GOAL >> Repeat each entry exactly and drop the pictures.

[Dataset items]
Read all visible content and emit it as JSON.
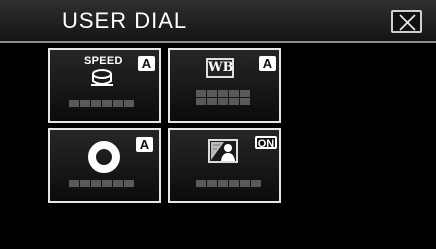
{
  "header": {
    "title": "USER DIAL"
  },
  "close_button": {
    "icon": "close-icon"
  },
  "tiles": [
    {
      "name": "speed",
      "icon_label": "SPEED",
      "badge": "A",
      "icon": "speed-dial-icon"
    },
    {
      "name": "white-balance",
      "icon_label": "WB",
      "badge": "A",
      "icon": "wb-icon"
    },
    {
      "name": "iris",
      "badge": "A",
      "icon": "iris-icon"
    },
    {
      "name": "backlight",
      "badge": "ON",
      "icon": "backlight-compensation-icon"
    }
  ],
  "colors": {
    "background": "#000000",
    "tile_border": "#e6e6e6",
    "placeholder": "#5a5a5a"
  }
}
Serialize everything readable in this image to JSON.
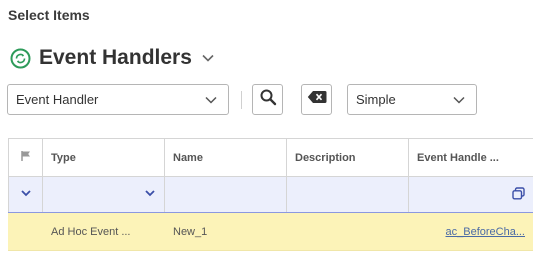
{
  "page": {
    "section_title": "Select Items"
  },
  "object": {
    "title": "Event Handlers",
    "icon": "event-handler-icon"
  },
  "toolbar": {
    "type_select_value": "Event Handler",
    "mode_select_value": "Simple"
  },
  "grid": {
    "columns": [
      "Type",
      "Name",
      "Description",
      "Event Handle ..."
    ],
    "rows": [
      {
        "type": "Ad Hoc Event ...",
        "name": "New_1",
        "description": "",
        "event_handler": "ac_BeforeCha..."
      }
    ]
  },
  "colors": {
    "accent_green": "#2e9b5a",
    "filter_row_bg": "#eceffc",
    "filter_row_border": "#8b98e0",
    "selected_row_bg": "#fcf3b8",
    "link": "#4a6aa5"
  }
}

FINAL RESULT >>
Read all visible content and emit it as JSON.
{
  "header": {
    "title": "USER DIAL"
  },
  "close_button": {
    "icon": "close-icon"
  },
  "tiles": [
    {
      "name": "speed",
      "icon_label": "SPEED",
      "badge": "A",
      "icon": "speed-dial-icon"
    },
    {
      "name": "white-balance",
      "icon_label": "WB",
      "badge": "A",
      "icon": "wb-icon"
    },
    {
      "name": "iris",
      "badge": "A",
      "icon": "iris-icon"
    },
    {
      "name": "backlight",
      "badge": "ON",
      "icon": "backlight-compensation-icon"
    }
  ],
  "colors": {
    "background": "#000000",
    "tile_border": "#e6e6e6",
    "placeholder": "#5a5a5a"
  }
}
Serialize everything readable in this image to JSON.
{
  "page": {
    "section_title": "Select Items"
  },
  "object": {
    "title": "Event Handlers",
    "icon": "event-handler-icon"
  },
  "toolbar": {
    "type_select_value": "Event Handler",
    "mode_select_value": "Simple"
  },
  "grid": {
    "columns": [
      "Type",
      "Name",
      "Description",
      "Event Handle ..."
    ],
    "rows": [
      {
        "type": "Ad Hoc Event ...",
        "name": "New_1",
        "description": "",
        "event_handler": "ac_BeforeCha..."
      }
    ]
  },
  "colors": {
    "accent_green": "#2e9b5a",
    "filter_row_bg": "#eceffc",
    "filter_row_border": "#8b98e0",
    "selected_row_bg": "#fcf3b8",
    "link": "#4a6aa5"
  }
}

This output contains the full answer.